[Objective 1] According to the Willy Schwarz biography, how old was he when he went on his first American tour?
[Objective 2] Carry the Willy Schwarz biography forward from its final sentence.

Willy Schwarz’s vision has always been eclectic.
After decades spent absorbing music from around the globe, Willy
has alchemically transformed his experience into songs – songs
that reflect his love for the dozens of traditions he’s
studied, yet maintain the unity of conception and imagination
that is the prerogative of a master storyteller and a master.
As a child, Willy had learned the Italian and German folksongs
his parents sung together. At seven, he began making up melodies
at the piano – at first just to keep his mother happy while
she did the ironing. By his early teens, he’d taught himself
to play the lute (after pestering his dad for months to buy one),
then learned to play at least a dozen different instruments;
Young Willy was clearly destined for a life in music
Schwarz began traveling internationally at 13. As the leader
of a folk trio the ‘Young-uns’ he went on his first
American tour at 14. Schwarz has hardly stopped in the four decades
since then.

The Young-uns
Though the world is full of musical nomads, few indeed have
gone so far and learned so much. Willy went on to sing, play,
learn and explore all over the world – traveling from Brooklyn
to Bombay on an Indian freighter, moving from Kathmandu to Kabul – wherever
Willy went, his restless musical mind absorbed the songs and
sounds he heard, transforming them in the crucible of imagination.

Willy playing the Vichitra Vina
To hear and see the Vichitra Vina click here
In the 1980’s he toured internationally with the critically-acclaimed
trio ‘Eclectricity’, whose enormous spectrum of music
defined ‘World Music’ a decade before it became a
recorgnized musical category.

Eclectricity
Though this multi-instrumentalist is probably best known for
his stint as keyboardist and sideman to Tom Waits, Schwarz’ resume
commands other accolades such as his internationally-acclaimed
musical travelogue ‘Jewish Music Around the World’.He
has also created many musical compositions for theater, using
his exotic and conventional instruments to score dozens of plays
in Chicago, several of which have toured across America, Europe
and Broadway. Willy often served as onstage musician and music
director.
Throughout the 1990’s Chicago’s commercial music
producers knew him as ‘the weird instrument guy’ – If
you needed an Indonesian flute, a Tibetan trumpet or a Ugandan
kettledrum, Willy Schwarz would not only bring them, he’d
play them brilliantly, idiomatically and with consummate musicianship.

[Record extracts]
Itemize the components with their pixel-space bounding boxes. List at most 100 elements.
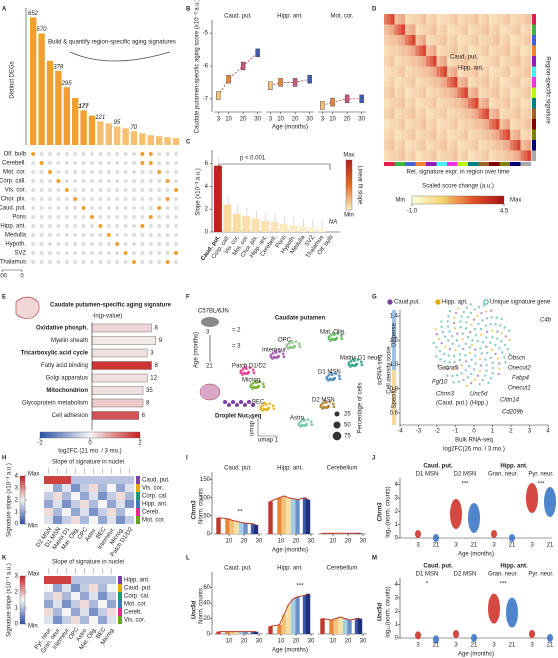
umap-point xyxy=(297,342,301,346)
heat-cell xyxy=(405,108,409,119)
tick-label: 2 xyxy=(15,498,19,504)
gene-point xyxy=(508,352,512,356)
legend-dot xyxy=(483,299,489,305)
tick-label: 10 xyxy=(226,639,233,645)
heat-cell xyxy=(436,108,441,119)
tick-label: 30 xyxy=(308,539,315,545)
heat-cell xyxy=(513,14,518,25)
gene-point xyxy=(497,372,500,376)
label: -ln(p-value) xyxy=(92,314,122,320)
umap-point xyxy=(251,368,255,372)
heat-cell xyxy=(419,24,423,35)
heat-cell xyxy=(422,24,427,35)
label: Rel. signature expr. in region over time xyxy=(407,170,510,176)
colorbar xyxy=(19,475,26,525)
matrix-dot xyxy=(157,179,162,183)
heat-cell xyxy=(492,56,497,67)
label: log2FC(26 mo. / 3 mo.) xyxy=(443,447,505,453)
bar xyxy=(243,523,248,534)
matrix-dot xyxy=(73,215,78,219)
heat-cell xyxy=(503,108,507,119)
label: OPC xyxy=(278,338,292,344)
heat-cell xyxy=(71,476,80,484)
gene-point xyxy=(458,358,462,362)
box xyxy=(226,74,231,84)
heat-cell xyxy=(447,140,451,151)
violin xyxy=(433,635,439,644)
heat-cell xyxy=(53,516,62,524)
gene-point xyxy=(491,361,494,365)
heat-cell xyxy=(422,77,427,88)
tick-label: 10 xyxy=(225,117,232,123)
heat-cell xyxy=(440,56,444,67)
heat-cell xyxy=(387,119,392,130)
panel-label: M xyxy=(372,556,377,562)
heat-cell xyxy=(429,66,434,77)
heat-cell xyxy=(71,492,80,500)
label: Hipp. ant. xyxy=(124,578,150,584)
heat-cell xyxy=(454,66,458,77)
label: Corp. cal. xyxy=(142,494,168,500)
heat-cell xyxy=(506,35,511,46)
gene-point xyxy=(507,329,511,332)
gene-point xyxy=(453,360,456,364)
gene-point xyxy=(452,321,456,325)
violin xyxy=(471,634,477,642)
matrix-dot xyxy=(115,233,120,237)
matrix-dot xyxy=(31,197,36,201)
heat-cell xyxy=(401,45,406,56)
bar xyxy=(279,224,288,232)
gene-point xyxy=(489,377,493,380)
heat-cell xyxy=(464,150,469,161)
gene-point xyxy=(435,346,438,349)
matrix-dot xyxy=(90,224,94,228)
umap-point xyxy=(360,363,364,367)
heat-cell xyxy=(468,150,472,161)
heat-cell xyxy=(468,14,472,25)
heat-cell xyxy=(499,35,504,46)
heat-cell xyxy=(44,616,53,624)
heat-cell xyxy=(499,24,504,35)
trend-line xyxy=(270,593,309,627)
heat-cell xyxy=(408,129,413,140)
matrix-dot xyxy=(123,260,128,264)
heat-cell xyxy=(471,45,476,56)
heat-cell xyxy=(89,616,98,624)
bar xyxy=(320,618,325,634)
heat-cell xyxy=(496,77,500,88)
matrix-dot xyxy=(90,251,94,255)
box xyxy=(255,48,260,58)
umap-point xyxy=(294,340,298,344)
gene-point xyxy=(472,368,476,371)
matrix-dot xyxy=(98,206,103,210)
heat-cell xyxy=(429,108,434,119)
heat-cell xyxy=(492,140,497,151)
heat-cell xyxy=(492,45,497,56)
tick-label: 2 xyxy=(138,441,142,447)
heat-cell xyxy=(457,108,462,119)
heat-cell xyxy=(405,129,409,140)
heat-cell xyxy=(454,14,458,25)
matrix-dot xyxy=(106,188,111,192)
heat-cell xyxy=(419,66,423,77)
gene-point xyxy=(498,347,501,350)
label: Max xyxy=(28,572,39,578)
heat-cell xyxy=(513,129,518,140)
label: Vis. cor. xyxy=(5,188,27,194)
matrix-dot xyxy=(165,161,170,165)
umap-point xyxy=(242,371,246,375)
panel-label: B xyxy=(186,7,191,13)
bar xyxy=(91,386,144,395)
matrix-dot xyxy=(73,152,78,156)
heat-cell xyxy=(44,584,53,592)
label: Microg. xyxy=(242,378,262,384)
matrix-dot xyxy=(132,251,136,255)
matrix-dot xyxy=(48,170,52,174)
gene-point xyxy=(494,352,497,356)
heat-cell xyxy=(433,35,437,46)
heat-cell xyxy=(394,77,399,88)
heat-cell xyxy=(62,500,71,508)
label: Min xyxy=(28,524,38,530)
heat-cell xyxy=(496,35,500,46)
gene-point xyxy=(491,336,494,339)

[Final result 1] He was 14, leading the folk trio the Young-uns.

[Final result 2]
A love for the genuine led Willy to research Chicago’s
immigrant musical traditions with the intent of presenting the
music to listeners across the USA over National Public Radio.
He took this idea further and assembled the 21-piece ‘All
American Immigrant Orchestra’, which featured solo and
ensemble playing and singing from Brazil, Puerto Rico, China,
India, Poland Hungary, Quebec and Armenia; topping the Chicago
Tribune’s list of Best Concerts of 1999. After the success
of the Chicago project, he followed suit in Europe, organizing
an analogous ensemble known as the ‘Bremen Immigranten
Orchester’, whose premiere performance was received with
equal enthusiasm as it’s Chicago predecessor.
Throughout all his travels, Schwarz kept adding to an ever-growing
file of original songs. Well over a decade of creating music
for other people’s visions, he decided it was time for
his own unique conception of ‘multi-ethnic singer-songwriting’.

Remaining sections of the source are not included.